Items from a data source
========

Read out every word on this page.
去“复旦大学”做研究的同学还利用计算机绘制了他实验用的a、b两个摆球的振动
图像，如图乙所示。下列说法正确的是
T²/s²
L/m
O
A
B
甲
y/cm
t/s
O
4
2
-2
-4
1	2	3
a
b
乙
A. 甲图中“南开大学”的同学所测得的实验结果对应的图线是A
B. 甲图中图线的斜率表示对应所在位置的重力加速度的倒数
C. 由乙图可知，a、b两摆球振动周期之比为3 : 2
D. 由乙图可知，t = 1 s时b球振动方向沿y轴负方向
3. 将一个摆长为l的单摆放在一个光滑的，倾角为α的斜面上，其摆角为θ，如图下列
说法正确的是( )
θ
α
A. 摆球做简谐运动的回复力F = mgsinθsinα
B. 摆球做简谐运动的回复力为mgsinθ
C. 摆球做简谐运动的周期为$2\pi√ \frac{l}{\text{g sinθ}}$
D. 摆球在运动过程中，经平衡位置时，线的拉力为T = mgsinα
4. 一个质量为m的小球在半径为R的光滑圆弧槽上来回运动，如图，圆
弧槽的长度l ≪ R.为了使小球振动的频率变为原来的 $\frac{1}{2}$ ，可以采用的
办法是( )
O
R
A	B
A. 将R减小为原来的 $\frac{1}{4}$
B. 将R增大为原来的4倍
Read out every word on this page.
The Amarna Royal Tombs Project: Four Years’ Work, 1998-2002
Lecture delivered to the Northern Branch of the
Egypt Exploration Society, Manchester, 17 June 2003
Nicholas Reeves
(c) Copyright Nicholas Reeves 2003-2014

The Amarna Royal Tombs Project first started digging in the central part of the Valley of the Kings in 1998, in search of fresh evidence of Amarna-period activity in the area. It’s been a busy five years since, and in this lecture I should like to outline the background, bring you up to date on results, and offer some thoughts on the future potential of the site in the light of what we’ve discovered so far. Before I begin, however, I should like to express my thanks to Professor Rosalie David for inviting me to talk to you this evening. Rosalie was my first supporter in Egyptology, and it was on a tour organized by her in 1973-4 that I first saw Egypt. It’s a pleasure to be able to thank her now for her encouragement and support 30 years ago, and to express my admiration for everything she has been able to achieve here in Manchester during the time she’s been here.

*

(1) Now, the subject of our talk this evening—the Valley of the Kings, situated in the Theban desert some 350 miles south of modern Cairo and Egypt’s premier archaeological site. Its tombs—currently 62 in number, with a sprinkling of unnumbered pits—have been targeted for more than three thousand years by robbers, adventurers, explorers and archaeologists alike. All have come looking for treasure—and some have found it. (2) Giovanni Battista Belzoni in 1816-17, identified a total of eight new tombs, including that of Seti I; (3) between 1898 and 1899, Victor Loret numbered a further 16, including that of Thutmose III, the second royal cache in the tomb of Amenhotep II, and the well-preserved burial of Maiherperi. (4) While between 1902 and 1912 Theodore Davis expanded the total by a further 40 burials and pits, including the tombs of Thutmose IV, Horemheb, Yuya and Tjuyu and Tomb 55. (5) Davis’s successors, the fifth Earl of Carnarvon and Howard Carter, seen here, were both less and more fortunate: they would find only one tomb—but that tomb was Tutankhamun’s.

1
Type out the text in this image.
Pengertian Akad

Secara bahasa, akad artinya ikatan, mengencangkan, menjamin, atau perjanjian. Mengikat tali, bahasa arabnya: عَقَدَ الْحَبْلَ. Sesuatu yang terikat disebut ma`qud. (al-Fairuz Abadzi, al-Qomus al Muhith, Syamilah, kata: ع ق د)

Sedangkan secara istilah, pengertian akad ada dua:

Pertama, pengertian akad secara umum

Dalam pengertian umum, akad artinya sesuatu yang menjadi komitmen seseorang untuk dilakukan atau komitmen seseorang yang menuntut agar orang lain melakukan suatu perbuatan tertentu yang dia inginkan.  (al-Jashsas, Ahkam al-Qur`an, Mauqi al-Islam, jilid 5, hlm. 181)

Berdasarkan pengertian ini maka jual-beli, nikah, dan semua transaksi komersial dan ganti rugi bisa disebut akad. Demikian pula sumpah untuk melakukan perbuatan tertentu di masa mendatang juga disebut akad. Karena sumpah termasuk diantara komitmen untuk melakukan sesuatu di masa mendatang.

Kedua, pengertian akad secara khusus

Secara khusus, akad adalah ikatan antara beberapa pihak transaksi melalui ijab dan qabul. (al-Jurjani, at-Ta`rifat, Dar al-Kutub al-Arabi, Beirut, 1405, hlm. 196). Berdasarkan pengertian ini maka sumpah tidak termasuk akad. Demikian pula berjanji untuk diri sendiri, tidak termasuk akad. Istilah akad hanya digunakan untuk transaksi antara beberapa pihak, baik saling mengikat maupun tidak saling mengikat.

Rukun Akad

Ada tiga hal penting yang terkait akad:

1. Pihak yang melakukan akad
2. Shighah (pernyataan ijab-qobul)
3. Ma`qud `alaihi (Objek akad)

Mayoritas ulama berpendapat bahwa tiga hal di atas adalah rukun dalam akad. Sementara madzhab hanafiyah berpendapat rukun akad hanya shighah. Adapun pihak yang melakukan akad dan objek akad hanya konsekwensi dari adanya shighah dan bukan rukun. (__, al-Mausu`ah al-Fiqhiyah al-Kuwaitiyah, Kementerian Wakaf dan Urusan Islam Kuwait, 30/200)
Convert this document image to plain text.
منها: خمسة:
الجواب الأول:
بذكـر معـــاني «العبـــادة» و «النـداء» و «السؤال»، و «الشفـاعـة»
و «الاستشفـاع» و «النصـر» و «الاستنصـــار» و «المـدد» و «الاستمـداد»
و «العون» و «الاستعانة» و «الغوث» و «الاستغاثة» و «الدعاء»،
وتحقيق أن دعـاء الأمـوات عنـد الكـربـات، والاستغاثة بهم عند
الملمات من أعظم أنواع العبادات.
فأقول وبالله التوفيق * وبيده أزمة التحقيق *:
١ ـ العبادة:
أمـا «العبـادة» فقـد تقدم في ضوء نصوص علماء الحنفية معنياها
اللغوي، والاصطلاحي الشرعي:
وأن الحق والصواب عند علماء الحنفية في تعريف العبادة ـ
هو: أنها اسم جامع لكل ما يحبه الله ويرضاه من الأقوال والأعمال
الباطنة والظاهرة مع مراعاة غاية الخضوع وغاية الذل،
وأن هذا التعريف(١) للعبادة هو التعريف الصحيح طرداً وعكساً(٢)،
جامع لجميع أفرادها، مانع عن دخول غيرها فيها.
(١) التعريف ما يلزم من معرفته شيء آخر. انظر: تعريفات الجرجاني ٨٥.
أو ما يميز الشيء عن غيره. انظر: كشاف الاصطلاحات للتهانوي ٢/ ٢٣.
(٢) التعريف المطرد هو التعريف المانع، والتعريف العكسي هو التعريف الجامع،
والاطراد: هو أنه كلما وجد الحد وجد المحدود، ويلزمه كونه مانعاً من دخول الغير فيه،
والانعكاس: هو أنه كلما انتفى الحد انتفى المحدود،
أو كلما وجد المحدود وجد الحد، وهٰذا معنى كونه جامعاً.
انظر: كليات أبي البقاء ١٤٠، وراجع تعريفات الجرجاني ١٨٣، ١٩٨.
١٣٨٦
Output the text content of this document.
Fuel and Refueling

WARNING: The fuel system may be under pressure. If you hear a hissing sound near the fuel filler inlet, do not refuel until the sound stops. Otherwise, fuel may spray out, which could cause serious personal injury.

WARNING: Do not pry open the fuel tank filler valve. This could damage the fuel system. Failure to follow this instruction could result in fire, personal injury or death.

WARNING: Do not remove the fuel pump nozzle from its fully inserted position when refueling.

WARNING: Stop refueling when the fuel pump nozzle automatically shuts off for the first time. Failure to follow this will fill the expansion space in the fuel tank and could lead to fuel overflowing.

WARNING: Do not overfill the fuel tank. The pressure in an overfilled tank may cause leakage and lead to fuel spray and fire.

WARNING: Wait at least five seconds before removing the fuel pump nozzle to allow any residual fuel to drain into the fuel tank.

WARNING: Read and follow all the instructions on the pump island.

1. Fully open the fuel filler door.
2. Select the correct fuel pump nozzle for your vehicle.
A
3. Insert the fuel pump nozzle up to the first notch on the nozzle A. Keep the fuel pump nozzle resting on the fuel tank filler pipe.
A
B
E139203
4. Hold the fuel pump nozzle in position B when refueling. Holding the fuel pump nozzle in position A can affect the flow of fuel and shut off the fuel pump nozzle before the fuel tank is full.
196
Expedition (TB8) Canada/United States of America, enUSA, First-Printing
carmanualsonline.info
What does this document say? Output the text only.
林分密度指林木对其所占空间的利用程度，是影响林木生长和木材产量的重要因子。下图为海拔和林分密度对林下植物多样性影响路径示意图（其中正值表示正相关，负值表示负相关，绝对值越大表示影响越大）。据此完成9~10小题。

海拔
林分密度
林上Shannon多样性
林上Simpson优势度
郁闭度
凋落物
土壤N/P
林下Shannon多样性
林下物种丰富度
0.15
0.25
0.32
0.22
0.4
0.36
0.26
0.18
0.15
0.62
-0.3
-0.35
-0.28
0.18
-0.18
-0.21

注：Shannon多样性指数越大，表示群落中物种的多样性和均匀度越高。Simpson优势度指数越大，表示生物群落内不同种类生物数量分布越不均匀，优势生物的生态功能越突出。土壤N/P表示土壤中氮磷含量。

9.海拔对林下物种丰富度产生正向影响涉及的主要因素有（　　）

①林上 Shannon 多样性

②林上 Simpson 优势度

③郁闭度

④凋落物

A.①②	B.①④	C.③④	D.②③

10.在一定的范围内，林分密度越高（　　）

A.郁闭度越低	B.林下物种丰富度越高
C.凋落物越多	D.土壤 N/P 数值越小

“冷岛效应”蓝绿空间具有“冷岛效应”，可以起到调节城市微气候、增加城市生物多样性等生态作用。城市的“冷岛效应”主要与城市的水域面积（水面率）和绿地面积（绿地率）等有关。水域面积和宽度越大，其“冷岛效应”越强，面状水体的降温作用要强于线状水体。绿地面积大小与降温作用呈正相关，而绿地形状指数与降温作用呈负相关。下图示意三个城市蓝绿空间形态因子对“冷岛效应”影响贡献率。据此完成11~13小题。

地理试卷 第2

========

In the records above, how many lines contain the string "khusus"? State that number only.

2